» **Problem to solve**
What follows is a set of records; restate each one word for word and drop the pictures.
— Start of Dataset records —
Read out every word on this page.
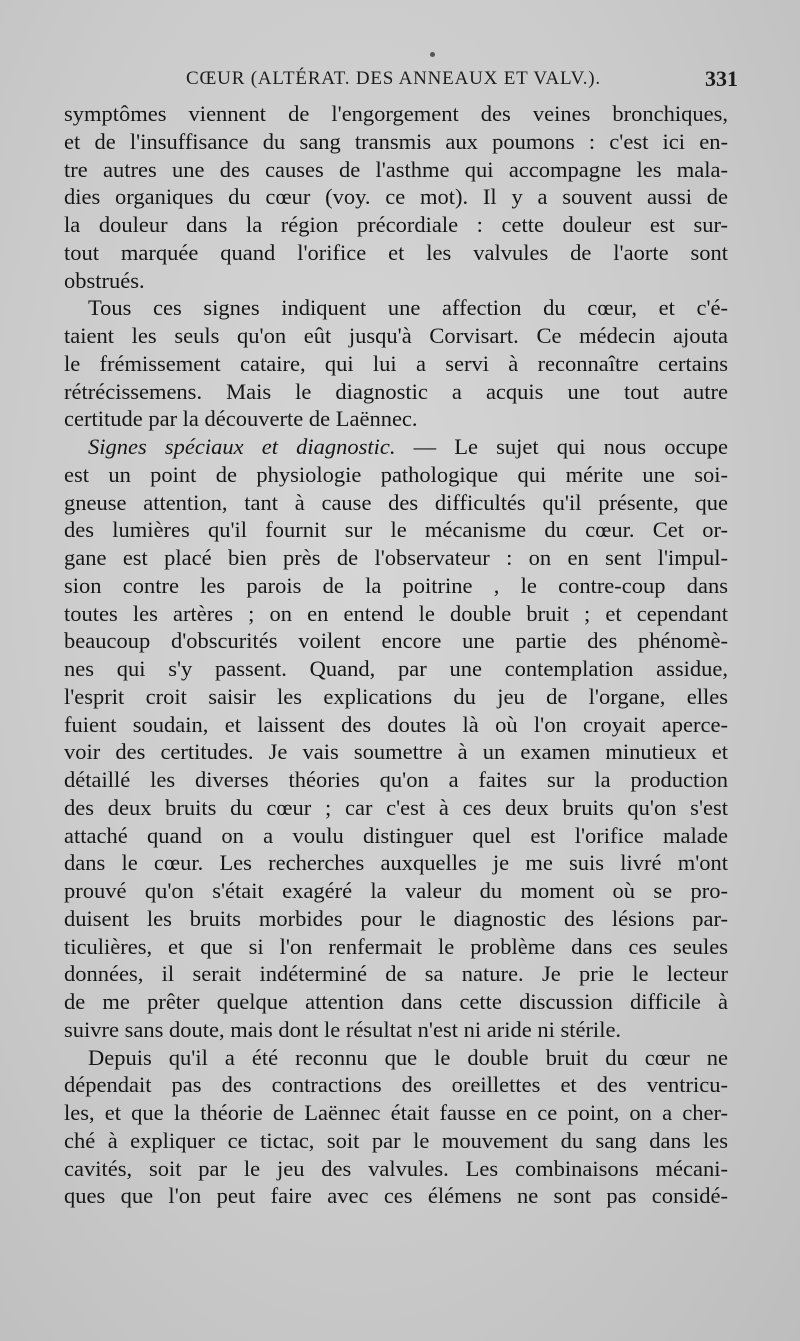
CŒUR (ALTÉRAT. DES ANNEAUX ET VALV.).	331
symptômes viennent de l'engorgement des veines bronchiques,
et de l'insuffisance du sang transmis aux poumons : c'est ici en-
tre autres une des causes de l'asthme qui accompagne les mala-
dies organiques du cœur (voy. ce mot). Il y a souvent aussi de
la douleur dans la région précordiale : cette douleur est sur-
tout marquée quand l'orifice et les valvules de l'aorte sont
obstrués.
Tous ces signes indiquent une affection du cœur, et c'é-
taient les seuls qu'on eût jusqu'à Corvisart. Ce médecin ajouta
le frémissement cataire, qui lui a servi à reconnaître certains
rétrécissemens. Mais le diagnostic a acquis une tout autre
certitude par la découverte de Laënnec.
Signes spéciaux et diagnostic. — Le sujet qui nous occupe
est un point de physiologie pathologique qui mérite une soi-
gneuse attention, tant à cause des difficultés qu'il présente, que
des lumières qu'il fournit sur le mécanisme du cœur. Cet or-
gane est placé bien près de l'observateur : on en sent l'impul-
sion contre les parois de la poitrine , le contre-coup dans
toutes les artères ; on en entend le double bruit ; et cependant
beaucoup d'obscurités voilent encore une partie des phénomè-
nes qui s'y passent. Quand, par une contemplation assidue,
l'esprit croit saisir les explications du jeu de l'organe, elles
fuient soudain, et laissent des doutes là où l'on croyait aperce-
voir des certitudes. Je vais soumettre à un examen minutieux et
détaillé les diverses théories qu'on a faites sur la production
des deux bruits du cœur ; car c'est à ces deux bruits qu'on s'est
attaché quand on a voulu distinguer quel est l'orifice malade
dans le cœur. Les recherches auxquelles je me suis livré m'ont
prouvé qu'on s'était exagéré la valeur du moment où se pro-
duisent les bruits morbides pour le diagnostic des lésions par-
ticulières, et que si l'on renfermait le problème dans ces seules
données, il serait indéterminé de sa nature. Je prie le lecteur
de me prêter quelque attention dans cette discussion difficile à
suivre sans doute, mais dont le résultat n'est ni aride ni stérile.
Depuis qu'il a été reconnu que le double bruit du cœur ne
dépendait pas des contractions des oreillettes et des ventricu-
les, et que la théorie de Laënnec était fausse en ce point, on a cher-
ché à expliquer ce tictac, soit par le mouvement du sang dans les
cavités, soit par le jeu des valvules. Les combinaisons mécani-
ques que l'on peut faire avec ces élémens ne sont pas considé-
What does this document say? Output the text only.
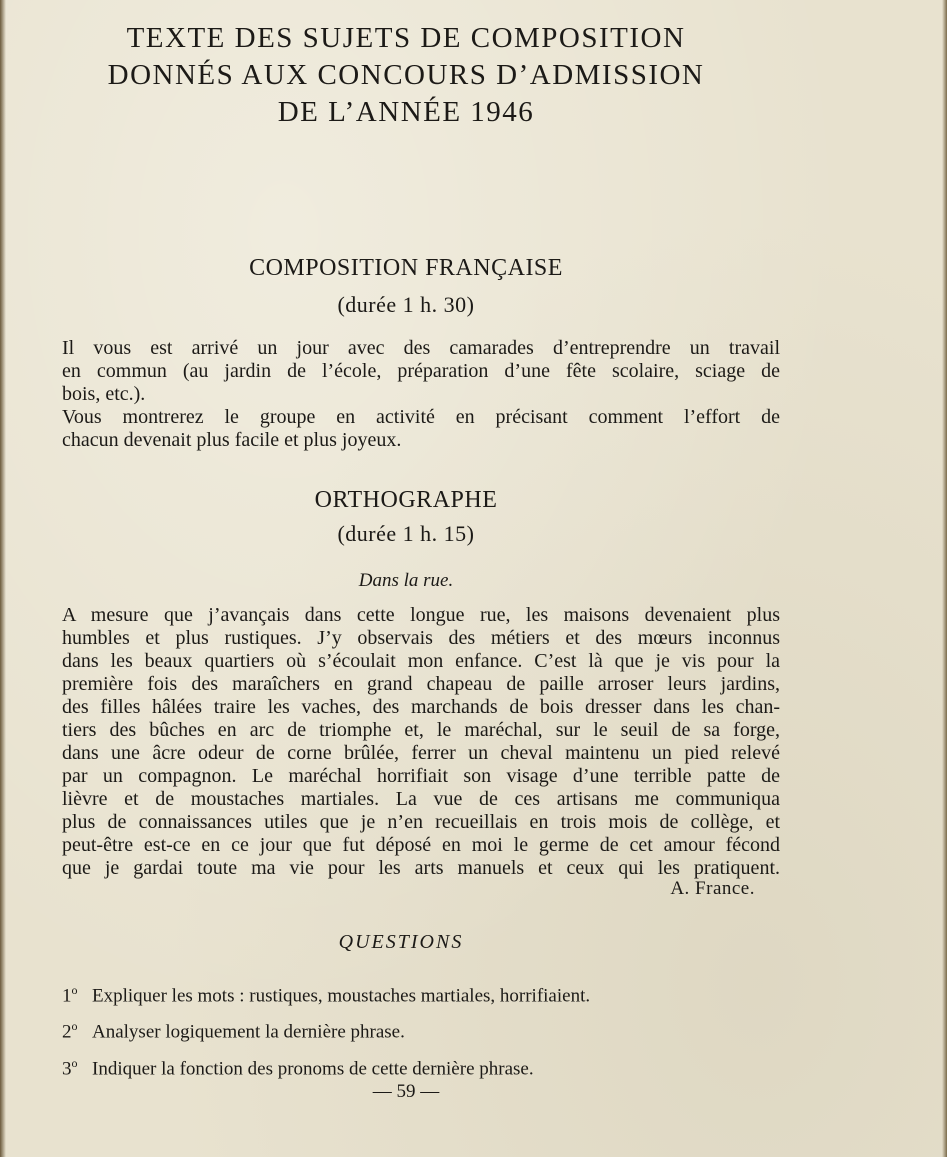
TEXTE DES SUJETS DE COMPOSITION
DONNÉS AUX CONCOURS D’ADMISSION
DE L’ANNÉE 1946
COMPOSITION FRANÇAISE
(durée 1 h. 30)
Il vous est arrivé un jour avec des camarades d’entreprendre un travail
en commun (au jardin de l’école, préparation d’une fête scolaire, sciage de
bois, etc.).
Vous montrerez le groupe en activité en précisant comment l’effort de
chacun devenait plus facile et plus joyeux.
ORTHOGRAPHE
(durée 1 h. 15)
Dans la rue.
A mesure que j’avançais dans cette longue rue, les maisons devenaient plus
humbles et plus rustiques. J’y observais des métiers et des mœurs inconnus
dans les beaux quartiers où s’écoulait mon enfance. C’est là que je vis pour la
première fois des maraîchers en grand chapeau de paille arroser leurs jardins,
des filles hâlées traire les vaches, des marchands de bois dresser dans les chan-
tiers des bûches en arc de triomphe et, le maréchal, sur le seuil de sa forge,
dans une âcre odeur de corne brûlée, ferrer un cheval maintenu un pied relevé
par un compagnon. Le maréchal horrifiait son visage d’une terrible patte de
lièvre et de moustaches martiales. La vue de ces artisans me communiqua
plus de connaissances utiles que je n’en recueillais en trois mois de collège, et
peut-être est-ce en ce jour que fut déposé en moi le germe de cet amour fécond
que je gardai toute ma vie pour les arts manuels et ceux qui les pratiquent.
A. France.
QUESTIONS
1$^o$ Expliquer les mots : rustiques, moustaches martiales, horrifiaient.
2$^o$ Analyser logiquement la dernière phrase.
3$^o$ Indiquer la fonction des pronoms de cette dernière phrase.
— 59 —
— End of Dataset records —
» **Full solution**
Read out every word on this page.
CŒUR (ALTÉRAT. DES ANNEAUX ET VALV.).	331
symptômes viennent de l'engorgement des veines bronchiques,
et de l'insuffisance du sang transmis aux poumons : c'est ici en-
tre autres une des causes de l'asthme qui accompagne les mala-
dies organiques du cœur (voy. ce mot). Il y a souvent aussi de
la douleur dans la région précordiale : cette douleur est sur-
tout marquée quand l'orifice et les valvules de l'aorte sont
obstrués.
Tous ces signes indiquent une affection du cœur, et c'é-
taient les seuls qu'on eût jusqu'à Corvisart. Ce médecin ajouta
le frémissement cataire, qui lui a servi à reconnaître certains
rétrécissemens. Mais le diagnostic a acquis une tout autre
certitude par la découverte de Laënnec.
Signes spéciaux et diagnostic. — Le sujet qui nous occupe
est un point de physiologie pathologique qui mérite une soi-
gneuse attention, tant à cause des difficultés qu'il présente, que
des lumières qu'il fournit sur le mécanisme du cœur. Cet or-
gane est placé bien près de l'observateur : on en sent l'impul-
sion contre les parois de la poitrine , le contre-coup dans
toutes les artères ; on en entend le double bruit ; et cependant
beaucoup d'obscurités voilent encore une partie des phénomè-
nes qui s'y passent. Quand, par une contemplation assidue,
l'esprit croit saisir les explications du jeu de l'organe, elles
fuient soudain, et laissent des doutes là où l'on croyait aperce-
voir des certitudes. Je vais soumettre à un examen minutieux et
détaillé les diverses théories qu'on a faites sur la production
des deux bruits du cœur ; car c'est à ces deux bruits qu'on s'est
attaché quand on a voulu distinguer quel est l'orifice malade
dans le cœur. Les recherches auxquelles je me suis livré m'ont
prouvé qu'on s'était exagéré la valeur du moment où se pro-
duisent les bruits morbides pour le diagnostic des lésions par-
ticulières, et que si l'on renfermait le problème dans ces seules
données, il serait indéterminé de sa nature. Je prie le lecteur
de me prêter quelque attention dans cette discussion difficile à
suivre sans doute, mais dont le résultat n'est ni aride ni stérile.
Depuis qu'il a été reconnu que le double bruit du cœur ne
dépendait pas des contractions des oreillettes et des ventricu-
les, et que la théorie de Laënnec était fausse en ce point, on a cher-
ché à expliquer ce tictac, soit par le mouvement du sang dans les
cavités, soit par le jeu des valvules. Les combinaisons mécani-
ques que l'on peut faire avec ces élémens ne sont pas considé-
What does this document say? Output the text only.
TEXTE DES SUJETS DE COMPOSITION
DONNÉS AUX CONCOURS D’ADMISSION
DE L’ANNÉE 1946
COMPOSITION FRANÇAISE
(durée 1 h. 30)
Il vous est arrivé un jour avec des camarades d’entreprendre un travail
en commun (au jardin de l’école, préparation d’une fête scolaire, sciage de
bois, etc.).
Vous montrerez le groupe en activité en précisant comment l’effort de
chacun devenait plus facile et plus joyeux.
ORTHOGRAPHE
(durée 1 h. 15)
Dans la rue.
A mesure que j’avançais dans cette longue rue, les maisons devenaient plus
humbles et plus rustiques. J’y observais des métiers et des mœurs inconnus
dans les beaux quartiers où s’écoulait mon enfance. C’est là que je vis pour la
première fois des maraîchers en grand chapeau de paille arroser leurs jardins,
des filles hâlées traire les vaches, des marchands de bois dresser dans les chan-
tiers des bûches en arc de triomphe et, le maréchal, sur le seuil de sa forge,
dans une âcre odeur de corne brûlée, ferrer un cheval maintenu un pied relevé
par un compagnon. Le maréchal horrifiait son visage d’une terrible patte de
lièvre et de moustaches martiales. La vue de ces artisans me communiqua
plus de connaissances utiles que je n’en recueillais en trois mois de collège, et
peut-être est-ce en ce jour que fut déposé en moi le germe de cet amour fécond
que je gardai toute ma vie pour les arts manuels et ceux qui les pratiquent.
A. France.
QUESTIONS
1$^o$ Expliquer les mots : rustiques, moustaches martiales, horrifiaient.
2$^o$ Analyser logiquement la dernière phrase.
3$^o$ Indiquer la fonction des pronoms de cette dernière phrase.
— 59 —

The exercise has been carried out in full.